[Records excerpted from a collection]
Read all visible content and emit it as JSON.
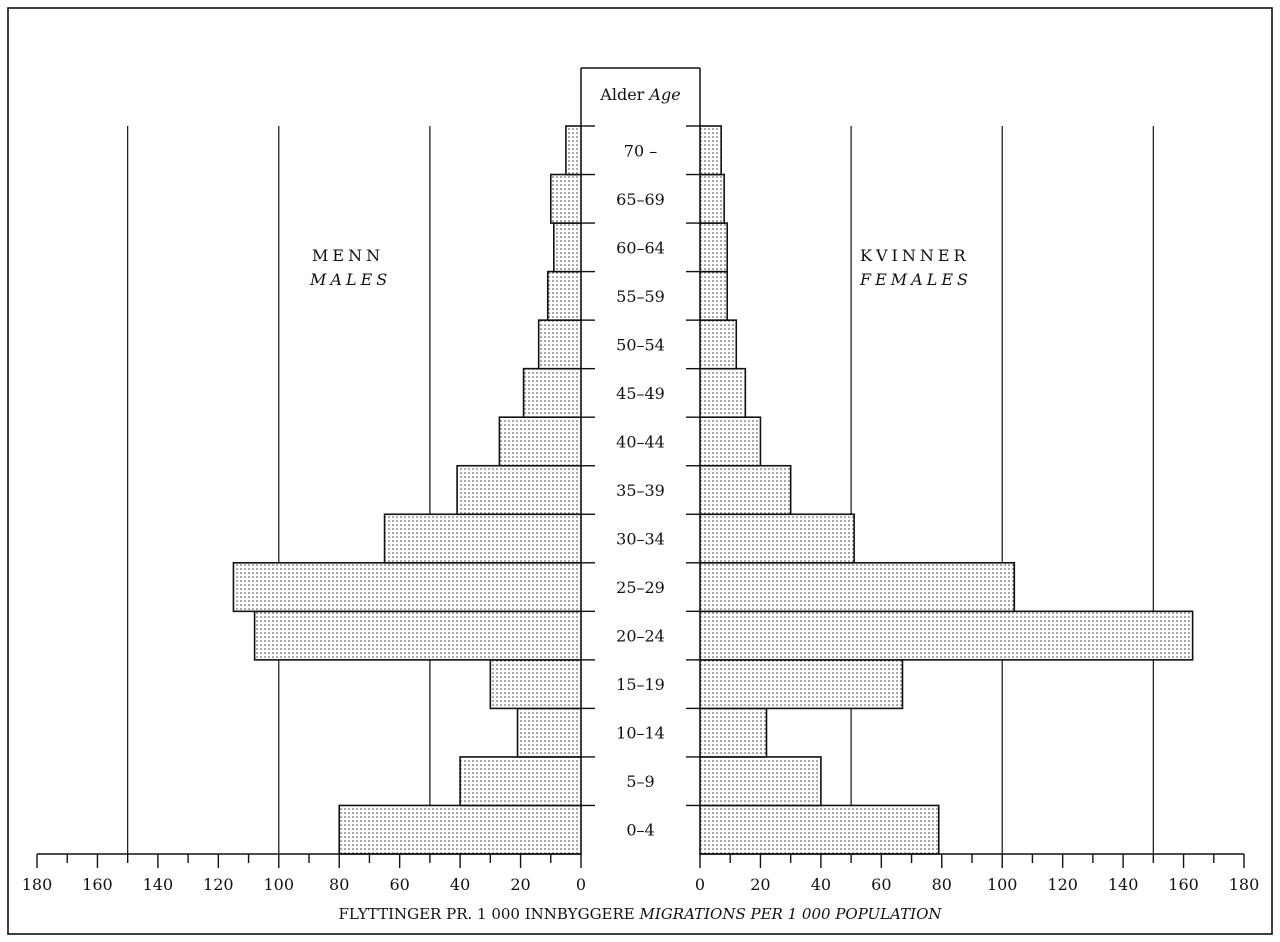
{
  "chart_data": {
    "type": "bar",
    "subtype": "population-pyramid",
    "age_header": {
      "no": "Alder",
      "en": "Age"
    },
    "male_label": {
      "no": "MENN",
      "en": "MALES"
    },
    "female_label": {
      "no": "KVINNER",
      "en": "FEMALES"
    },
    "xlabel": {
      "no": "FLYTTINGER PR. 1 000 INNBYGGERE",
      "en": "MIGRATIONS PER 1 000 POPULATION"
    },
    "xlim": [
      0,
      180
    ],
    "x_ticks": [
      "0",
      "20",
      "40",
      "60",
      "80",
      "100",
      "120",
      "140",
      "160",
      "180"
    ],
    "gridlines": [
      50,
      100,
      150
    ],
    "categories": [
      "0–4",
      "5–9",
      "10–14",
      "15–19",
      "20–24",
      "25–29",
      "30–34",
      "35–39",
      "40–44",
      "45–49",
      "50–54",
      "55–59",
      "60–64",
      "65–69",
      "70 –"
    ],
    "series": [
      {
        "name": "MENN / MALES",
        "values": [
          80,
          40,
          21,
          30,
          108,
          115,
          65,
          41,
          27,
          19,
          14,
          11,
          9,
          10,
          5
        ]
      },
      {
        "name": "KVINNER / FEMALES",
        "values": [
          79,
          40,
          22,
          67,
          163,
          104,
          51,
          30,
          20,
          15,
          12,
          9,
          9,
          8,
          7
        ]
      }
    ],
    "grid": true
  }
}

Short problem: Quote the data above in full and without alteration; skip the pictures.

Task response:
Read all visible content and emit it as JSON.
{
  "chart_data": {
    "type": "bar",
    "subtype": "population-pyramid",
    "age_header": {
      "no": "Alder",
      "en": "Age"
    },
    "male_label": {
      "no": "MENN",
      "en": "MALES"
    },
    "female_label": {
      "no": "KVINNER",
      "en": "FEMALES"
    },
    "xlabel": {
      "no": "FLYTTINGER PR. 1 000 INNBYGGERE",
      "en": "MIGRATIONS PER 1 000 POPULATION"
    },
    "xlim": [
      0,
      180
    ],
    "x_ticks": [
      "0",
      "20",
      "40",
      "60",
      "80",
      "100",
      "120",
      "140",
      "160",
      "180"
    ],
    "gridlines": [
      50,
      100,
      150
    ],
    "categories": [
      "0–4",
      "5–9",
      "10–14",
      "15–19",
      "20–24",
      "25–29",
      "30–34",
      "35–39",
      "40–44",
      "45–49",
      "50–54",
      "55–59",
      "60–64",
      "65–69",
      "70 –"
    ],
    "series": [
      {
        "name": "MENN / MALES",
        "values": [
          80,
          40,
          21,
          30,
          108,
          115,
          65,
          41,
          27,
          19,
          14,
          11,
          9,
          10,
          5
        ]
      },
      {
        "name": "KVINNER / FEMALES",
        "values": [
          79,
          40,
          22,
          67,
          163,
          104,
          51,
          30,
          20,
          15,
          12,
          9,
          9,
          8,
          7
        ]
      }
    ],
    "grid": true
  }
}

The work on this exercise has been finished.